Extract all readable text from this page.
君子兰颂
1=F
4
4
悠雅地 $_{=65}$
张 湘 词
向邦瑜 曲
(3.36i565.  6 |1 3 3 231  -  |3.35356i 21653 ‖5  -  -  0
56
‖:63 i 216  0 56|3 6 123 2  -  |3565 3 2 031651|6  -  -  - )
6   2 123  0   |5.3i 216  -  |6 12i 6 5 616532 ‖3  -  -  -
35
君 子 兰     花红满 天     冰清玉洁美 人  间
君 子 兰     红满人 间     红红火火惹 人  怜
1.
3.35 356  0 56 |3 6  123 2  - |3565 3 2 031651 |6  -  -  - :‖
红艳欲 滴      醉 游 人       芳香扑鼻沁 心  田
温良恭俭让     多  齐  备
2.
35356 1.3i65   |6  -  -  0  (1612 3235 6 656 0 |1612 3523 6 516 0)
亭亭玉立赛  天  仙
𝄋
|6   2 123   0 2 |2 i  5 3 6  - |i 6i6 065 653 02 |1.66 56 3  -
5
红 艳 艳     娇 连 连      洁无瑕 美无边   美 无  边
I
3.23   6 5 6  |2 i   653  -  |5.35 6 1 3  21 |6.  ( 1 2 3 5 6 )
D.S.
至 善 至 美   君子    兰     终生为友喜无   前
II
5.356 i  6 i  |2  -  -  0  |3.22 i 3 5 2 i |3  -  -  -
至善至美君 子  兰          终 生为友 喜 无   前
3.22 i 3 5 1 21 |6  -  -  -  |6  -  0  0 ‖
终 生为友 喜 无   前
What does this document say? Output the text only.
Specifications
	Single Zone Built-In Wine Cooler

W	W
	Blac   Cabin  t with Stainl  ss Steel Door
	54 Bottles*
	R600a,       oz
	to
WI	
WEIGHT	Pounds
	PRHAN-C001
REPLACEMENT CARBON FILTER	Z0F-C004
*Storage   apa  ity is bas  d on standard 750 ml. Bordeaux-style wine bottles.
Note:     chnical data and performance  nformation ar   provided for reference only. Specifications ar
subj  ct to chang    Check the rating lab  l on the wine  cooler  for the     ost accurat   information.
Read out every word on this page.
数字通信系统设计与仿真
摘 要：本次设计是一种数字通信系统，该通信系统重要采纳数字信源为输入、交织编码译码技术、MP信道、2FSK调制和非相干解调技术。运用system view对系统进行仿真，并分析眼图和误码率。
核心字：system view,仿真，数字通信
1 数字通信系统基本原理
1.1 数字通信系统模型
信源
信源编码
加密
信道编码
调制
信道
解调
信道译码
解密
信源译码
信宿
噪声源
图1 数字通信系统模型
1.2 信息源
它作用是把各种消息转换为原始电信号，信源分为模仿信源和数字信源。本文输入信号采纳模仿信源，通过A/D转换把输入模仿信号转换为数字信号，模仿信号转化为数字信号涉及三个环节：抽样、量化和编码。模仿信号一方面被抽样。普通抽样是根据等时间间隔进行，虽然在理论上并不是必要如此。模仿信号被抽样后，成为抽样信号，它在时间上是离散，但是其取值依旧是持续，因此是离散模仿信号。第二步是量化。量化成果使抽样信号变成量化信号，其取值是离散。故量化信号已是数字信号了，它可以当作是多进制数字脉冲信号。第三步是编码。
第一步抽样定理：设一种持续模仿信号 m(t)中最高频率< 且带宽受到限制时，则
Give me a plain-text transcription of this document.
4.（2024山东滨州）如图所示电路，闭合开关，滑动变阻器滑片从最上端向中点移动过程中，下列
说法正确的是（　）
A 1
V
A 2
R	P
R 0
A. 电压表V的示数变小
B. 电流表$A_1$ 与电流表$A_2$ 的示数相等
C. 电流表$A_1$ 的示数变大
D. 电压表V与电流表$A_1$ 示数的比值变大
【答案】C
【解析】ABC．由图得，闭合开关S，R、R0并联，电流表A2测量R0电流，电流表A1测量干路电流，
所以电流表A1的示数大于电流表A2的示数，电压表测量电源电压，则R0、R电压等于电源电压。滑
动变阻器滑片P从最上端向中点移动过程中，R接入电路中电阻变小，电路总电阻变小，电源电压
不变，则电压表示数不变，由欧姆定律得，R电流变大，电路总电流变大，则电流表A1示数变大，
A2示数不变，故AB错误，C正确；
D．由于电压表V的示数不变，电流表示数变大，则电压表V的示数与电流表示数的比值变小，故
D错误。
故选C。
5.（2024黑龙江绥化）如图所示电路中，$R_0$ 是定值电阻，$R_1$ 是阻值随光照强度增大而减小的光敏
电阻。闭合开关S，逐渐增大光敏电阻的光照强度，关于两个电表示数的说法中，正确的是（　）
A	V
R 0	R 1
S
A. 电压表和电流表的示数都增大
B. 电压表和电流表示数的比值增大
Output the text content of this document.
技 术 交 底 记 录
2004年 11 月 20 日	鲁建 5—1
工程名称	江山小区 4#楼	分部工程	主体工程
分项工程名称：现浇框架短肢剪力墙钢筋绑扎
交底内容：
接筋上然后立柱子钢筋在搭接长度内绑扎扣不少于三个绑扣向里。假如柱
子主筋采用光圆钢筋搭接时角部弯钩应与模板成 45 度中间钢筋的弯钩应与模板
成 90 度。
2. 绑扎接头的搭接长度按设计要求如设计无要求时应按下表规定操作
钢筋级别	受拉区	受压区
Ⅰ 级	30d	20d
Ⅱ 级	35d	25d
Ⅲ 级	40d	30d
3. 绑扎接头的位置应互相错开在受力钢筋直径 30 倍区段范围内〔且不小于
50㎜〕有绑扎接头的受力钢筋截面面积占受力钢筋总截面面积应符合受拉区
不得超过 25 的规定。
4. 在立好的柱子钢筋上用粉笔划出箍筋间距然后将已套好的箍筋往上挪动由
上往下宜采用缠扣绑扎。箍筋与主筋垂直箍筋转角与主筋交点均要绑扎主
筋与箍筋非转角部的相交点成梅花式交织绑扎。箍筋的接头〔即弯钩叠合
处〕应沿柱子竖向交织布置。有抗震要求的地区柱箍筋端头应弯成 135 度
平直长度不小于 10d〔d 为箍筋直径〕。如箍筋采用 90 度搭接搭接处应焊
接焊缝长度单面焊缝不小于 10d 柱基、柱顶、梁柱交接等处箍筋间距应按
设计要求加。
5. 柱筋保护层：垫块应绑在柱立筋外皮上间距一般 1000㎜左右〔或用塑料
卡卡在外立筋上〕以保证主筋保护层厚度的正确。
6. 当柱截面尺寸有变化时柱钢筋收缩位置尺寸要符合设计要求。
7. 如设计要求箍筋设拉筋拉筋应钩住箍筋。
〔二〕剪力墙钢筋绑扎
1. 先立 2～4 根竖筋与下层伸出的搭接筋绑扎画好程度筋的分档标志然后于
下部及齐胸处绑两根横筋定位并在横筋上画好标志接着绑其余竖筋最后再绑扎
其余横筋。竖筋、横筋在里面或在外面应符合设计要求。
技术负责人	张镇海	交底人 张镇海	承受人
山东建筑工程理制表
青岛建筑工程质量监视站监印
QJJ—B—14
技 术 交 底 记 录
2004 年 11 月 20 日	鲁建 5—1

====

**EXERCISE:** Repeat the listing in full, keeping every line exactly as it is.

**WRITTEN ANSWER:**
Extract all readable text from this page.
君子兰颂
1=F
4
4
悠雅地 $_{=65}$
张 湘 词
向邦瑜 曲
(3.36i565.  6 |1 3 3 231  -  |3.35356i 21653 ‖5  -  -  0
56
‖:63 i 216  0 56|3 6 123 2  -  |3565 3 2 031651|6  -  -  - )
6   2 123  0   |5.3i 216  -  |6 12i 6 5 616532 ‖3  -  -  -
35
君 子 兰     花红满 天     冰清玉洁美 人  间
君 子 兰     红满人 间     红红火火惹 人  怜
1.
3.35 356  0 56 |3 6  123 2  - |3565 3 2 031651 |6  -  -  - :‖
红艳欲 滴      醉 游 人       芳香扑鼻沁 心  田
温良恭俭让     多  齐  备
2.
35356 1.3i65   |6  -  -  0  (1612 3235 6 656 0 |1612 3523 6 516 0)
亭亭玉立赛  天  仙
𝄋
|6   2 123   0 2 |2 i  5 3 6  - |i 6i6 065 653 02 |1.66 56 3  -
5
红 艳 艳     娇 连 连      洁无瑕 美无边   美 无  边
I
3.23   6 5 6  |2 i   653  -  |5.35 6 1 3  21 |6.  ( 1 2 3 5 6 )
D.S.
至 善 至 美   君子    兰     终生为友喜无   前
II
5.356 i  6 i  |2  -  -  0  |3.22 i 3 5 2 i |3  -  -  -
至善至美君 子  兰          终 生为友 喜 无   前
3.22 i 3 5 1 21 |6  -  -  -  |6  -  0  0 ‖
终 生为友 喜 无   前
What does this document say? Output the text only.
Specifications
	Single Zone Built-In Wine Cooler

W	W
	Blac   Cabin  t with Stainl  ss Steel Door
	54 Bottles*
	R600a,       oz
	to
WI	
WEIGHT	Pounds
	PRHAN-C001
REPLACEMENT CARBON FILTER	Z0F-C004
*Storage   apa  ity is bas  d on standard 750 ml. Bordeaux-style wine bottles.
Note:     chnical data and performance  nformation ar   provided for reference only. Specifications ar
subj  ct to chang    Check the rating lab  l on the wine  cooler  for the     ost accurat   information.
Read out every word on this page.
数字通信系统设计与仿真
摘 要：本次设计是一种数字通信系统，该通信系统重要采纳数字信源为输入、交织编码译码技术、MP信道、2FSK调制和非相干解调技术。运用system view对系统进行仿真，并分析眼图和误码率。
核心字：system view,仿真，数字通信
1 数字通信系统基本原理
1.1 数字通信系统模型
信源
信源编码
加密
信道编码
调制
信道
解调
信道译码
解密
信源译码
信宿
噪声源
图1 数字通信系统模型
1.2 信息源
它作用是把各种消息转换为原始电信号，信源分为模仿信源和数字信源。本文输入信号采纳模仿信源，通过A/D转换把输入模仿信号转换为数字信号，模仿信号转化为数字信号涉及三个环节：抽样、量化和编码。模仿信号一方面被抽样。普通抽样是根据等时间间隔进行，虽然在理论上并不是必要如此。模仿信号被抽样后，成为抽样信号，它在时间上是离散，但是其取值依旧是持续，因此是离散模仿信号。第二步是量化。量化成果使抽样信号变成量化信号，其取值是离散。故量化信号已是数字信号了，它可以当作是多进制数字脉冲信号。第三步是编码。
第一步抽样定理：设一种持续模仿信号 m(t)中最高频率< 且带宽受到限制时，则
Give me a plain-text transcription of this document.
4.（2024山东滨州）如图所示电路，闭合开关，滑动变阻器滑片从最上端向中点移动过程中，下列
说法正确的是（　）
A 1
V
A 2
R	P
R 0
A. 电压表V的示数变小
B. 电流表$A_1$ 与电流表$A_2$ 的示数相等
C. 电流表$A_1$ 的示数变大
D. 电压表V与电流表$A_1$ 示数的比值变大
【答案】C
【解析】ABC．由图得，闭合开关S，R、R0并联，电流表A2测量R0电流，电流表A1测量干路电流，
所以电流表A1的示数大于电流表A2的示数，电压表测量电源电压，则R0、R电压等于电源电压。滑
动变阻器滑片P从最上端向中点移动过程中，R接入电路中电阻变小，电路总电阻变小，电源电压
不变，则电压表示数不变，由欧姆定律得，R电流变大，电路总电流变大，则电流表A1示数变大，
A2示数不变，故AB错误，C正确；
D．由于电压表V的示数不变，电流表示数变大，则电压表V的示数与电流表示数的比值变小，故
D错误。
故选C。
5.（2024黑龙江绥化）如图所示电路中，$R_0$ 是定值电阻，$R_1$ 是阻值随光照强度增大而减小的光敏
电阻。闭合开关S，逐渐增大光敏电阻的光照强度，关于两个电表示数的说法中，正确的是（　）
A	V
R 0	R 1
S
A. 电压表和电流表的示数都增大
B. 电压表和电流表示数的比值增大
Output the text content of this document.
技 术 交 底 记 录
2004年 11 月 20 日	鲁建 5—1
工程名称	江山小区 4#楼	分部工程	主体工程
分项工程名称：现浇框架短肢剪力墙钢筋绑扎
交底内容：
接筋上然后立柱子钢筋在搭接长度内绑扎扣不少于三个绑扣向里。假如柱
子主筋采用光圆钢筋搭接时角部弯钩应与模板成 45 度中间钢筋的弯钩应与模板
成 90 度。
2. 绑扎接头的搭接长度按设计要求如设计无要求时应按下表规定操作
钢筋级别	受拉区	受压区
Ⅰ 级	30d	20d
Ⅱ 级	35d	25d
Ⅲ 级	40d	30d
3. 绑扎接头的位置应互相错开在受力钢筋直径 30 倍区段范围内〔且不小于
50㎜〕有绑扎接头的受力钢筋截面面积占受力钢筋总截面面积应符合受拉区
不得超过 25 的规定。
4. 在立好的柱子钢筋上用粉笔划出箍筋间距然后将已套好的箍筋往上挪动由
上往下宜采用缠扣绑扎。箍筋与主筋垂直箍筋转角与主筋交点均要绑扎主
筋与箍筋非转角部的相交点成梅花式交织绑扎。箍筋的接头〔即弯钩叠合
处〕应沿柱子竖向交织布置。有抗震要求的地区柱箍筋端头应弯成 135 度
平直长度不小于 10d〔d 为箍筋直径〕。如箍筋采用 90 度搭接搭接处应焊
接焊缝长度单面焊缝不小于 10d 柱基、柱顶、梁柱交接等处箍筋间距应按
设计要求加。
5. 柱筋保护层：垫块应绑在柱立筋外皮上间距一般 1000㎜左右〔或用塑料
卡卡在外立筋上〕以保证主筋保护层厚度的正确。
6. 当柱截面尺寸有变化时柱钢筋收缩位置尺寸要符合设计要求。
7. 如设计要求箍筋设拉筋拉筋应钩住箍筋。
〔二〕剪力墙钢筋绑扎
1. 先立 2～4 根竖筋与下层伸出的搭接筋绑扎画好程度筋的分档标志然后于
下部及齐胸处绑两根横筋定位并在横筋上画好标志接着绑其余竖筋最后再绑扎
其余横筋。竖筋、横筋在里面或在外面应符合设计要求。
技术负责人	张镇海	交底人 张镇海	承受人
山东建筑工程理制表
青岛建筑工程质量监视站监印
QJJ—B—14
技 术 交 底 记 录
2004 年 11 月 20 日	鲁建 5—1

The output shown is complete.